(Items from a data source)
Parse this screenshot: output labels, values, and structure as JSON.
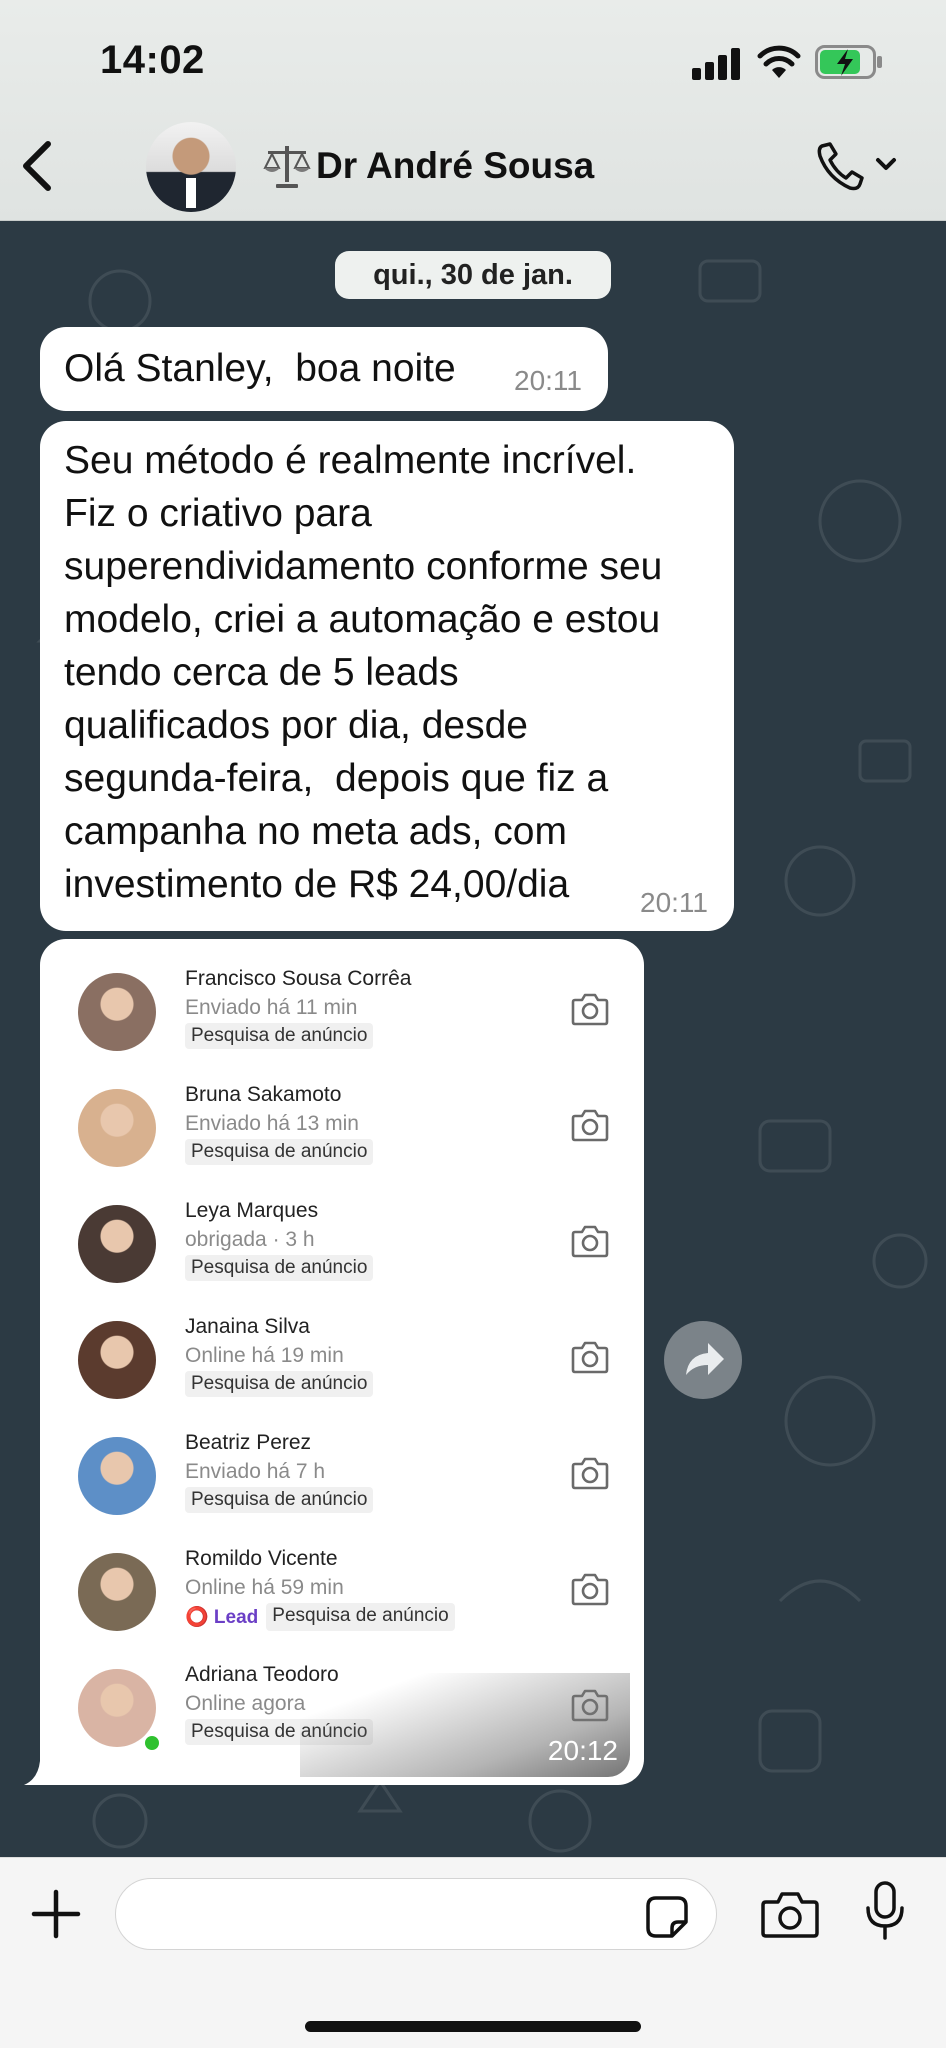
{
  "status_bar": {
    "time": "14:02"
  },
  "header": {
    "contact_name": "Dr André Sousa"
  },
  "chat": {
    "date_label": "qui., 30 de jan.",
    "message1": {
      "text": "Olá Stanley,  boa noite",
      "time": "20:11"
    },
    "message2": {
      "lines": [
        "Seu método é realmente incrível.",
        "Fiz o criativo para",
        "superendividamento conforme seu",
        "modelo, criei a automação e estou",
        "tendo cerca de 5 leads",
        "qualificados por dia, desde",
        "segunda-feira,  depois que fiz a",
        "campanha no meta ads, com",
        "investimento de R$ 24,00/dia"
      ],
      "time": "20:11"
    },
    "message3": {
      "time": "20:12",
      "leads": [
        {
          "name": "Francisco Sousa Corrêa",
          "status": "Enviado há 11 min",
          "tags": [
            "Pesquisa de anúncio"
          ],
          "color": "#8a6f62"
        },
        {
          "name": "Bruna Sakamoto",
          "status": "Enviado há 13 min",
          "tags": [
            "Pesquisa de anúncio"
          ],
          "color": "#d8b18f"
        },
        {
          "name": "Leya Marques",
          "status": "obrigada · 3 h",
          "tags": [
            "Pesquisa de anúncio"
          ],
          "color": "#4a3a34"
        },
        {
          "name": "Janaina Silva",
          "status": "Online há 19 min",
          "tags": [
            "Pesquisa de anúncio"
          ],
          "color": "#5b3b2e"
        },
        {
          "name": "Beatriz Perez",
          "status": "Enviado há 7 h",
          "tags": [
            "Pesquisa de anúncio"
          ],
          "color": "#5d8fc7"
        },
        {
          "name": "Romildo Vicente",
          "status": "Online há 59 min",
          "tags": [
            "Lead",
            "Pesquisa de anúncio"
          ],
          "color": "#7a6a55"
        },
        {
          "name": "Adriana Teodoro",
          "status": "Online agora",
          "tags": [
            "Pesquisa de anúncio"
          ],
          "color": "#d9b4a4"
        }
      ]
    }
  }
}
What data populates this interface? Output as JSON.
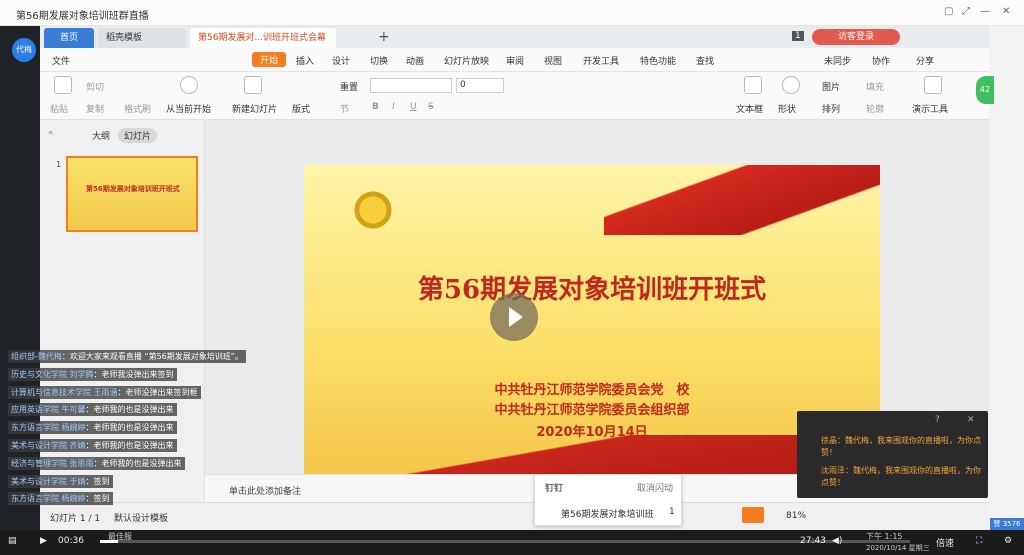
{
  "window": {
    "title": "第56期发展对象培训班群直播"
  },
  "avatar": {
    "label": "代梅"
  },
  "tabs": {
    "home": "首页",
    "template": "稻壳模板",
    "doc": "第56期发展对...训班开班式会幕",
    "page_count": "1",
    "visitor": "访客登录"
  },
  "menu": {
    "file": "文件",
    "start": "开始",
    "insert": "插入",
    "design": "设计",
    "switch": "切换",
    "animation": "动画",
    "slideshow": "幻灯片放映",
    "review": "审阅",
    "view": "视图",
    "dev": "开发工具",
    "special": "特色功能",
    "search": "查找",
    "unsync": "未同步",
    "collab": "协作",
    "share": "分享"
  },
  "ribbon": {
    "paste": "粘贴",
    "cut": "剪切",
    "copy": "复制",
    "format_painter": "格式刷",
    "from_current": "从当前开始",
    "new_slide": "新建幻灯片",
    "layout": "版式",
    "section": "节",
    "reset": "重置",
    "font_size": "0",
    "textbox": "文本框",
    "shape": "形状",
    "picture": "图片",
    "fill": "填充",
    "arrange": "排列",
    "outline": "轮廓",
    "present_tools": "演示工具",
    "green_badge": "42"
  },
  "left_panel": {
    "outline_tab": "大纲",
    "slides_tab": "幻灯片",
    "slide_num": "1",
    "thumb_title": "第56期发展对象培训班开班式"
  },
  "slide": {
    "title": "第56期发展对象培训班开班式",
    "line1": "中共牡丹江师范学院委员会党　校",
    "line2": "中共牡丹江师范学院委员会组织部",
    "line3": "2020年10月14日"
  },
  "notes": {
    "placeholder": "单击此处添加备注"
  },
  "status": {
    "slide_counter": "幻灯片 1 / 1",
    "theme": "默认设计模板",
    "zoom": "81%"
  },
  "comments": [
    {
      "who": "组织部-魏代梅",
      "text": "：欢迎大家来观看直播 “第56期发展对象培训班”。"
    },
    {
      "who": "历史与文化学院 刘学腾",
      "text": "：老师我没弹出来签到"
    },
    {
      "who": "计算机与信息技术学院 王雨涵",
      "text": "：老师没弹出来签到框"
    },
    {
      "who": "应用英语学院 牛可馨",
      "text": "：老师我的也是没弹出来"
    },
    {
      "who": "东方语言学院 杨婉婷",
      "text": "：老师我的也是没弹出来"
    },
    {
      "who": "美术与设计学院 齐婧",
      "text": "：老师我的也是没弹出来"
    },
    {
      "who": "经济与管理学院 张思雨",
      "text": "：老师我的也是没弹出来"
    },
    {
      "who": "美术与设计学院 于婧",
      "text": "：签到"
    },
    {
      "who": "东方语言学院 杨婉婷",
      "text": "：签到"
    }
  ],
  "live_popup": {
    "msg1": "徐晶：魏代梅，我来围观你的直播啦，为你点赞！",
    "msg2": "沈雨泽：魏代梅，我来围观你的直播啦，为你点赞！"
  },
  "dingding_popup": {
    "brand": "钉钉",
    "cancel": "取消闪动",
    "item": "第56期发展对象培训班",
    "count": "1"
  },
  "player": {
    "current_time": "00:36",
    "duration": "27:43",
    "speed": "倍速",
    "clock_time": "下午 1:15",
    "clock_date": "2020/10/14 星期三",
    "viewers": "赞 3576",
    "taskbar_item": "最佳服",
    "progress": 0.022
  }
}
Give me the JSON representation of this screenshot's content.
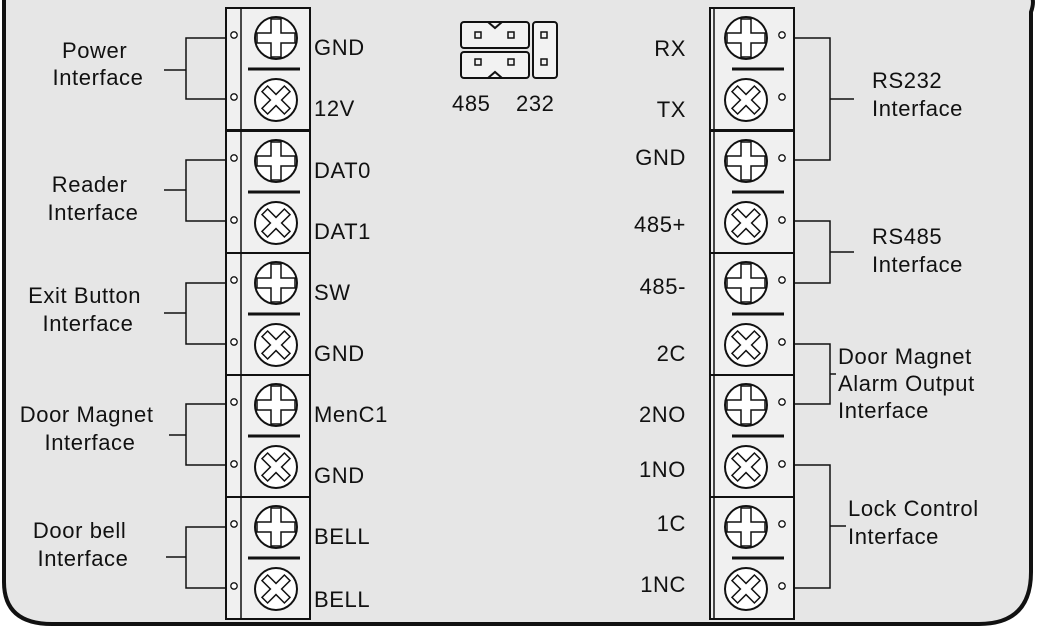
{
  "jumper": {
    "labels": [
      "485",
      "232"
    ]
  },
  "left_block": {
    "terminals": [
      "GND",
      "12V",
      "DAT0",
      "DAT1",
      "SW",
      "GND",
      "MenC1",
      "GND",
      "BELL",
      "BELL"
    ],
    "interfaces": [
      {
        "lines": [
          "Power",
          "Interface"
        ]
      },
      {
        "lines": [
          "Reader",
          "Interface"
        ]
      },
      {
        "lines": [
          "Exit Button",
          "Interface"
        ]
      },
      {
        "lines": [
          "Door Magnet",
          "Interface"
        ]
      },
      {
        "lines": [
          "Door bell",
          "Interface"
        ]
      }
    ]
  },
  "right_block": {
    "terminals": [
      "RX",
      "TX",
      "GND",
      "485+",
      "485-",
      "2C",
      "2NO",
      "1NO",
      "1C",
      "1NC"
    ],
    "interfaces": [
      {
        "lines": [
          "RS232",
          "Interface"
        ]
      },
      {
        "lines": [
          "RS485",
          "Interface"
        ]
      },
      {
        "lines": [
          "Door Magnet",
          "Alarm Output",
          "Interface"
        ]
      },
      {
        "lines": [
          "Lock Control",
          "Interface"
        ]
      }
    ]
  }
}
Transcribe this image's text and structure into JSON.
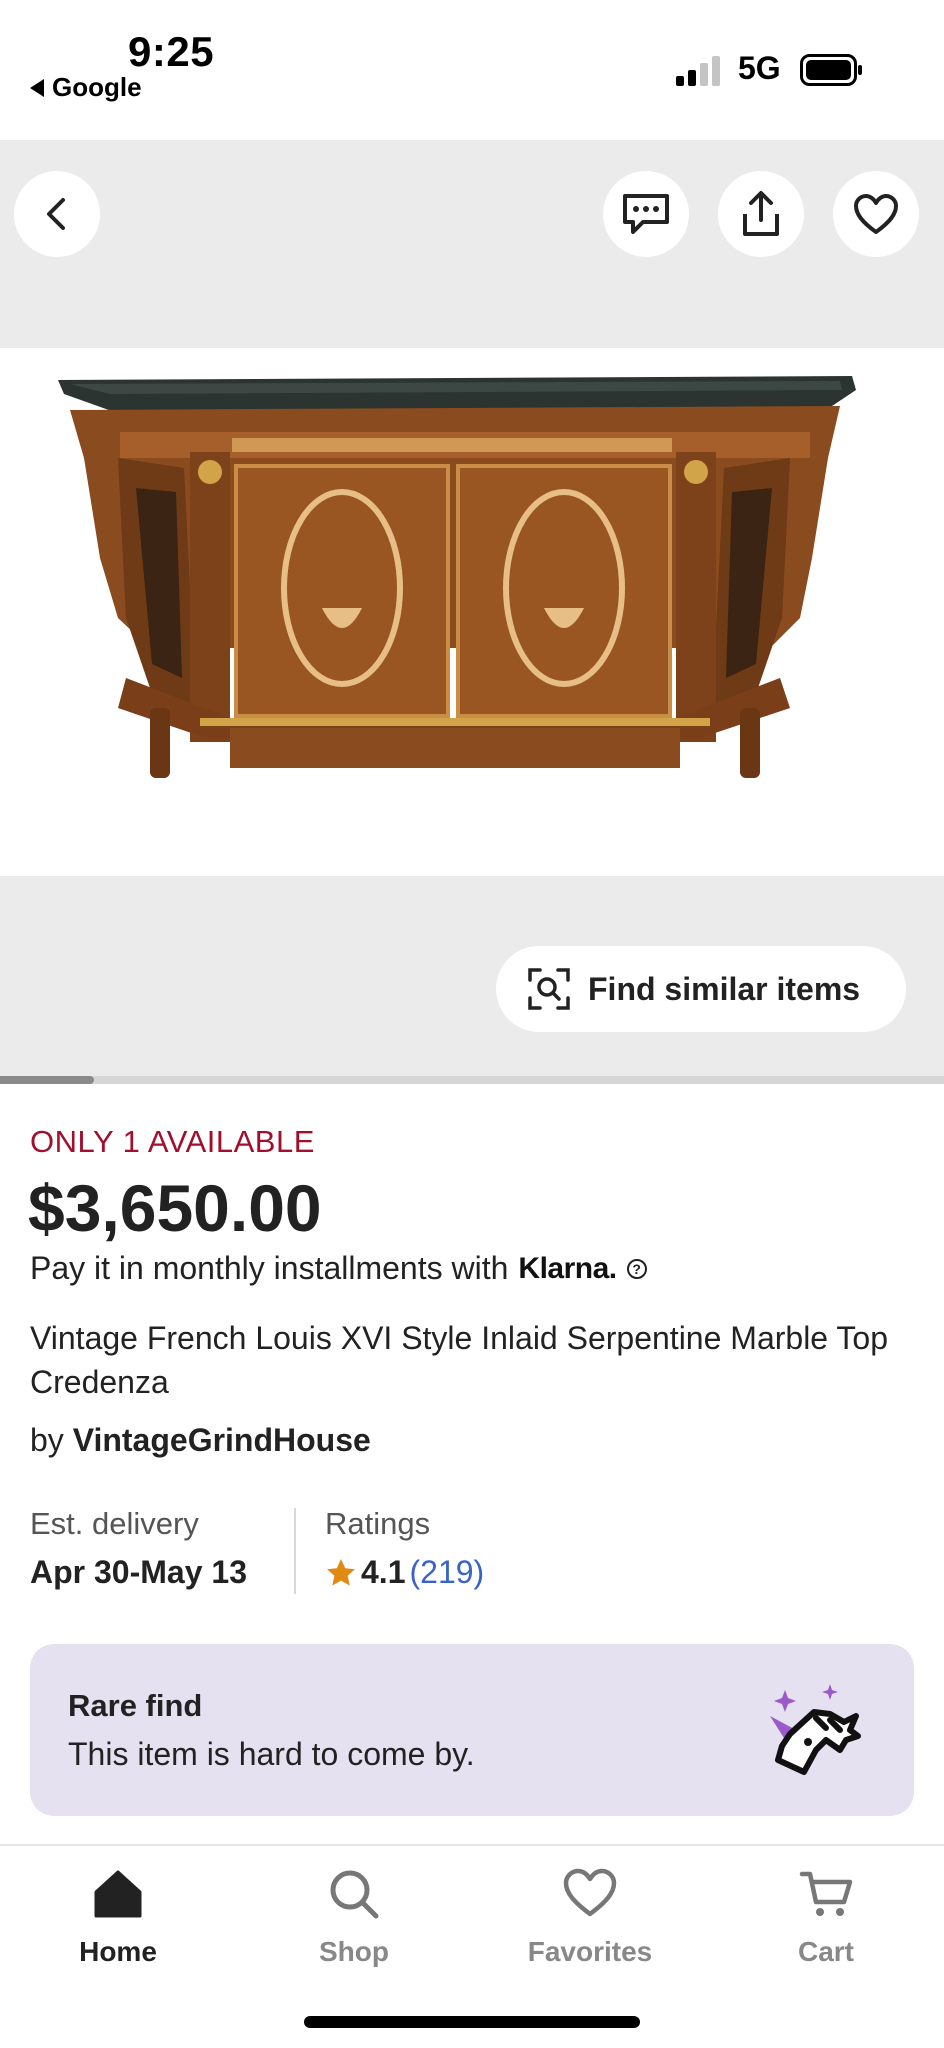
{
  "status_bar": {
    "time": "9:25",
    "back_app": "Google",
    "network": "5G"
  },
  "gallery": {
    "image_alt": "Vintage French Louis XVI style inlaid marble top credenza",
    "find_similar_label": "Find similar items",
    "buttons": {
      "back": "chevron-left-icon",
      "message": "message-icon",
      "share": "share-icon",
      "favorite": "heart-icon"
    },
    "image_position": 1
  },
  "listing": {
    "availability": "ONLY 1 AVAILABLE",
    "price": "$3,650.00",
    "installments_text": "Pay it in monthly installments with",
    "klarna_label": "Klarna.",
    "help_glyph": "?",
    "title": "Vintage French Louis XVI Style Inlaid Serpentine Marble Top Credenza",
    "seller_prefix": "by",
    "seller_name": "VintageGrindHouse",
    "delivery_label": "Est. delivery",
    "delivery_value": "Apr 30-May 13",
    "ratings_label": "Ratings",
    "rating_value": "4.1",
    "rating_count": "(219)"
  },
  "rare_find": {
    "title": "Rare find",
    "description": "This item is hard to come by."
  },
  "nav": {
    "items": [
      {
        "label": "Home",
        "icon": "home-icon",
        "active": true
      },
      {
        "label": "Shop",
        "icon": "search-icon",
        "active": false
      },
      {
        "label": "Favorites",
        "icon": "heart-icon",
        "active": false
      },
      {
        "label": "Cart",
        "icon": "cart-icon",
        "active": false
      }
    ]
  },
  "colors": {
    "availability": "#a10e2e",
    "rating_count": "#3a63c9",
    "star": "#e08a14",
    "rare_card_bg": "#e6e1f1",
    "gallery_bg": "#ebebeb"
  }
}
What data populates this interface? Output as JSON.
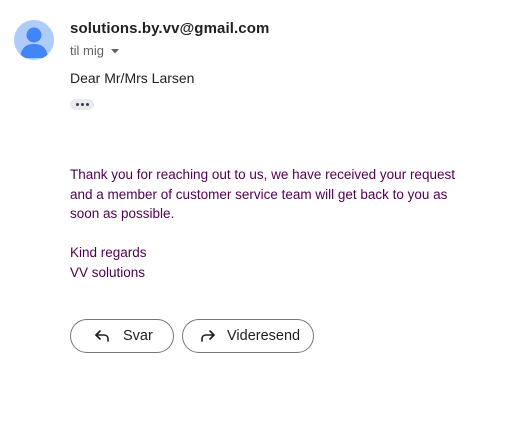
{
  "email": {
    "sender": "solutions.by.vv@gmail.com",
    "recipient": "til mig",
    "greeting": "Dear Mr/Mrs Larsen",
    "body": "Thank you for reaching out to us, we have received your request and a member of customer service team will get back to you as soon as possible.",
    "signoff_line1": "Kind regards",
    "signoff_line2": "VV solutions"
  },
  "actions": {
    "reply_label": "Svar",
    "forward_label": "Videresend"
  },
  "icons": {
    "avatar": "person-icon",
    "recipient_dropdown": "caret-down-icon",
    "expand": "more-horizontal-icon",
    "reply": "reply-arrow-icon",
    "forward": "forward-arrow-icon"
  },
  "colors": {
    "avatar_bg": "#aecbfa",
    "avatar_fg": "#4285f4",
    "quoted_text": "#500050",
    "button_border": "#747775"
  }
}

| Stated exercise |
Write down every line of the data above that includes the string "Enviado".

| Task answer |
          "status": "Enviado há 11 min",
          "status": "Enviado há 13 min",
          "status": "Enviado há 7 h",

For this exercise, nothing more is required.